#### WHAT YOU HAVE TO DO:
The records that follow must be repeated verbatim, every one of them.

--- START ---

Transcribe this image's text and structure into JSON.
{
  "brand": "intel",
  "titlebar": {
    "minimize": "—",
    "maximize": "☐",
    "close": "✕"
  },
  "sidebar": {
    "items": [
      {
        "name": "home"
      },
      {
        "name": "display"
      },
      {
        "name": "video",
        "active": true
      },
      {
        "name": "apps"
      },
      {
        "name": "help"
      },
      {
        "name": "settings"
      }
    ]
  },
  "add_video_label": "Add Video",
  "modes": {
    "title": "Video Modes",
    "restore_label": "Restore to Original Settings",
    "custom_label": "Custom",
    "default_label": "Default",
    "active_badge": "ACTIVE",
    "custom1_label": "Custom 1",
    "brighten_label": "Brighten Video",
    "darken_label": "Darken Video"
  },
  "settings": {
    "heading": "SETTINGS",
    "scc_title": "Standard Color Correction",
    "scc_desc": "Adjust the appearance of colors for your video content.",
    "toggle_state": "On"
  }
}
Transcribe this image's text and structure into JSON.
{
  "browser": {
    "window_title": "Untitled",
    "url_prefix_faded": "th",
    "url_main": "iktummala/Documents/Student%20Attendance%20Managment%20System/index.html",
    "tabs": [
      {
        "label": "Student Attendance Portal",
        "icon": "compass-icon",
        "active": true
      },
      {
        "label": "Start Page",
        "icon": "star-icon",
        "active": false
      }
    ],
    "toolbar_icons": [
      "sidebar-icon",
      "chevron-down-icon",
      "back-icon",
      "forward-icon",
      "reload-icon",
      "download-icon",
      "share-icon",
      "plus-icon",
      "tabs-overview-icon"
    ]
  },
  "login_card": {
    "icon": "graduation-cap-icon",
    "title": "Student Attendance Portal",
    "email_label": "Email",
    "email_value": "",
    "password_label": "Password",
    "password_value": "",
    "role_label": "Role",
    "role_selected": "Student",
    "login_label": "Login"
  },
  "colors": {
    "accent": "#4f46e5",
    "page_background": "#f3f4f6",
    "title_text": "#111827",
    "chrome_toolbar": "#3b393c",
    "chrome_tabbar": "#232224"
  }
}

--- END ---

#### TASK RESPONSE:
Transcribe this image's text and structure into JSON.
{
  "brand": "intel",
  "titlebar": {
    "minimize": "—",
    "maximize": "☐",
    "close": "✕"
  },
  "sidebar": {
    "items": [
      {
        "name": "home"
      },
      {
        "name": "display"
      },
      {
        "name": "video",
        "active": true
      },
      {
        "name": "apps"
      },
      {
        "name": "help"
      },
      {
        "name": "settings"
      }
    ]
  },
  "add_video_label": "Add Video",
  "modes": {
    "title": "Video Modes",
    "restore_label": "Restore to Original Settings",
    "custom_label": "Custom",
    "default_label": "Default",
    "active_badge": "ACTIVE",
    "custom1_label": "Custom 1",
    "brighten_label": "Brighten Video",
    "darken_label": "Darken Video"
  },
  "settings": {
    "heading": "SETTINGS",
    "scc_title": "Standard Color Correction",
    "scc_desc": "Adjust the appearance of colors for your video content.",
    "toggle_state": "On"
  }
}
Transcribe this image's text and structure into JSON.
{
  "browser": {
    "window_title": "Untitled",
    "url_prefix_faded": "th",
    "url_main": "iktummala/Documents/Student%20Attendance%20Managment%20System/index.html",
    "tabs": [
      {
        "label": "Student Attendance Portal",
        "icon": "compass-icon",
        "active": true
      },
      {
        "label": "Start Page",
        "icon": "star-icon",
        "active": false
      }
    ],
    "toolbar_icons": [
      "sidebar-icon",
      "chevron-down-icon",
      "back-icon",
      "forward-icon",
      "reload-icon",
      "download-icon",
      "share-icon",
      "plus-icon",
      "tabs-overview-icon"
    ]
  },
  "login_card": {
    "icon": "graduation-cap-icon",
    "title": "Student Attendance Portal",
    "email_label": "Email",
    "email_value": "",
    "password_label": "Password",
    "password_value": "",
    "role_label": "Role",
    "role_selected": "Student",
    "login_label": "Login"
  },
  "colors": {
    "accent": "#4f46e5",
    "page_background": "#f3f4f6",
    "title_text": "#111827",
    "chrome_toolbar": "#3b393c",
    "chrome_tabbar": "#232224"
  }
}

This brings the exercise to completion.